* START *

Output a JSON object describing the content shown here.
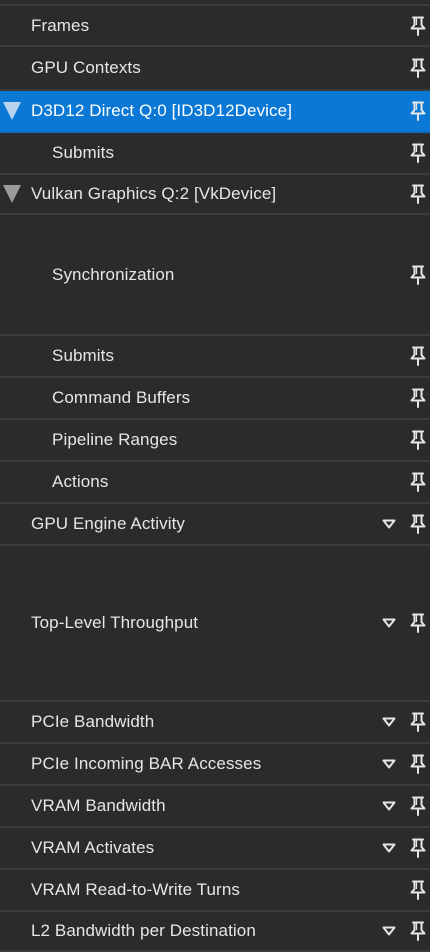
{
  "panel": {
    "colors": {
      "background": "#2b2b2b",
      "selected": "#0a78d4",
      "text": "#e6e6e6",
      "divider": "#3b3b3b"
    },
    "rows": [
      {
        "label": "Frames",
        "level": 0,
        "has_expander": false,
        "has_caret": false,
        "selected": false
      },
      {
        "label": "GPU Contexts",
        "level": 0,
        "has_expander": false,
        "has_caret": false,
        "selected": false
      },
      {
        "label": "D3D12 Direct Q:0 [ID3D12Device]",
        "level": 0,
        "has_expander": true,
        "has_caret": false,
        "selected": true
      },
      {
        "label": "Submits",
        "level": 1,
        "has_expander": false,
        "has_caret": false,
        "selected": false
      },
      {
        "label": "Vulkan Graphics Q:2 [VkDevice]",
        "level": 0,
        "has_expander": true,
        "has_caret": false,
        "selected": false
      },
      {
        "label": "Synchronization",
        "level": 1,
        "has_expander": false,
        "has_caret": false,
        "selected": false
      },
      {
        "label": "Submits",
        "level": 1,
        "has_expander": false,
        "has_caret": false,
        "selected": false
      },
      {
        "label": "Command Buffers",
        "level": 1,
        "has_expander": false,
        "has_caret": false,
        "selected": false
      },
      {
        "label": "Pipeline Ranges",
        "level": 1,
        "has_expander": false,
        "has_caret": false,
        "selected": false
      },
      {
        "label": "Actions",
        "level": 1,
        "has_expander": false,
        "has_caret": false,
        "selected": false
      },
      {
        "label": "GPU Engine Activity",
        "level": 0,
        "has_expander": false,
        "has_caret": true,
        "selected": false
      },
      {
        "label": "Top-Level Throughput",
        "level": 0,
        "has_expander": false,
        "has_caret": true,
        "selected": false
      },
      {
        "label": "PCIe Bandwidth",
        "level": 0,
        "has_expander": false,
        "has_caret": true,
        "selected": false
      },
      {
        "label": "PCIe Incoming BAR Accesses",
        "level": 0,
        "has_expander": false,
        "has_caret": true,
        "selected": false
      },
      {
        "label": "VRAM Bandwidth",
        "level": 0,
        "has_expander": false,
        "has_caret": true,
        "selected": false
      },
      {
        "label": "VRAM Activates",
        "level": 0,
        "has_expander": false,
        "has_caret": true,
        "selected": false
      },
      {
        "label": "VRAM Read-to-Write Turns",
        "level": 0,
        "has_expander": false,
        "has_caret": false,
        "selected": false
      },
      {
        "label": "L2 Bandwidth per Destination",
        "level": 0,
        "has_expander": false,
        "has_caret": true,
        "selected": false
      }
    ]
  }
}
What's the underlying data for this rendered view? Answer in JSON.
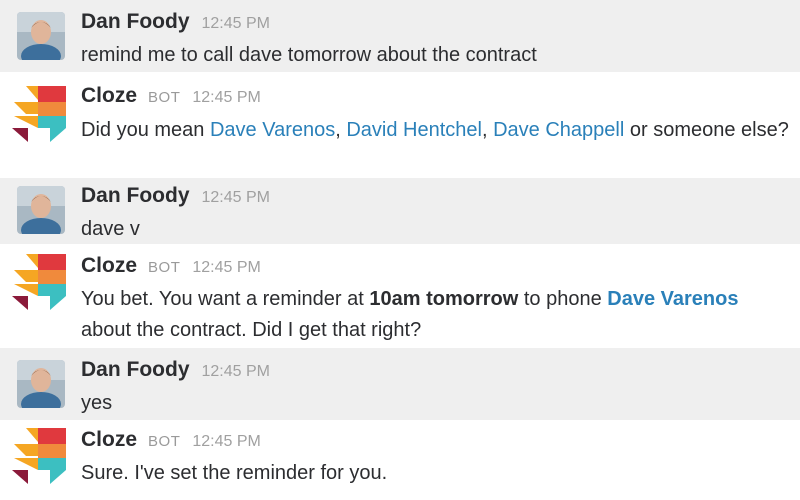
{
  "messages": [
    {
      "sender": "Dan Foody",
      "time": "12:45 PM",
      "text": "remind me to call dave tomorrow about the contract"
    },
    {
      "sender": "Cloze",
      "tag": "BOT",
      "time": "12:45 PM",
      "parts": [
        "Did you mean ",
        "Dave Varenos",
        ", ",
        "David Hentchel",
        ", ",
        "Dave Chappell",
        " or someone else?"
      ]
    },
    {
      "sender": "Dan Foody",
      "time": "12:45 PM",
      "text": "dave v"
    },
    {
      "sender": "Cloze",
      "tag": "BOT",
      "time": "12:45 PM",
      "parts": [
        "You bet. You want a reminder at ",
        "10am tomorrow",
        " to phone ",
        "Dave Varenos",
        " about the contract. Did I get that right?"
      ]
    },
    {
      "sender": "Dan Foody",
      "time": "12:45 PM",
      "text": "yes"
    },
    {
      "sender": "Cloze",
      "tag": "BOT",
      "time": "12:45 PM",
      "text": "Sure. I've set the reminder for you."
    }
  ],
  "colors": {
    "user_row_bg": "#efefef",
    "link": "#2a80b9",
    "logo_red": "#e0393e",
    "logo_orange": "#f5a623",
    "logo_teal": "#3cbfc1",
    "logo_maroon": "#8b1a3a"
  },
  "icons": {
    "user_avatar": "profile-photo",
    "bot_avatar": "cloze-logo"
  }
}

* END *

▶ **EXERCISE REQUIREMENTS**
Only what runs from the line containing "What's the underlying" through the end of the entries above should be extracted, exactly and without pictures.

▶ **RESPONSE FOR THIS EXERCISE**
What's the underlying data for this rendered view? Answer in JSON.
{
  "messages": [
    {
      "sender": "Dan Foody",
      "time": "12:45 PM",
      "text": "remind me to call dave tomorrow about the contract"
    },
    {
      "sender": "Cloze",
      "tag": "BOT",
      "time": "12:45 PM",
      "parts": [
        "Did you mean ",
        "Dave Varenos",
        ", ",
        "David Hentchel",
        ", ",
        "Dave Chappell",
        " or someone else?"
      ]
    },
    {
      "sender": "Dan Foody",
      "time": "12:45 PM",
      "text": "dave v"
    },
    {
      "sender": "Cloze",
      "tag": "BOT",
      "time": "12:45 PM",
      "parts": [
        "You bet. You want a reminder at ",
        "10am tomorrow",
        " to phone ",
        "Dave Varenos",
        " about the contract. Did I get that right?"
      ]
    },
    {
      "sender": "Dan Foody",
      "time": "12:45 PM",
      "text": "yes"
    },
    {
      "sender": "Cloze",
      "tag": "BOT",
      "time": "12:45 PM",
      "text": "Sure. I've set the reminder for you."
    }
  ],
  "colors": {
    "user_row_bg": "#efefef",
    "link": "#2a80b9",
    "logo_red": "#e0393e",
    "logo_orange": "#f5a623",
    "logo_teal": "#3cbfc1",
    "logo_maroon": "#8b1a3a"
  },
  "icons": {
    "user_avatar": "profile-photo",
    "bot_avatar": "cloze-logo"
  }
}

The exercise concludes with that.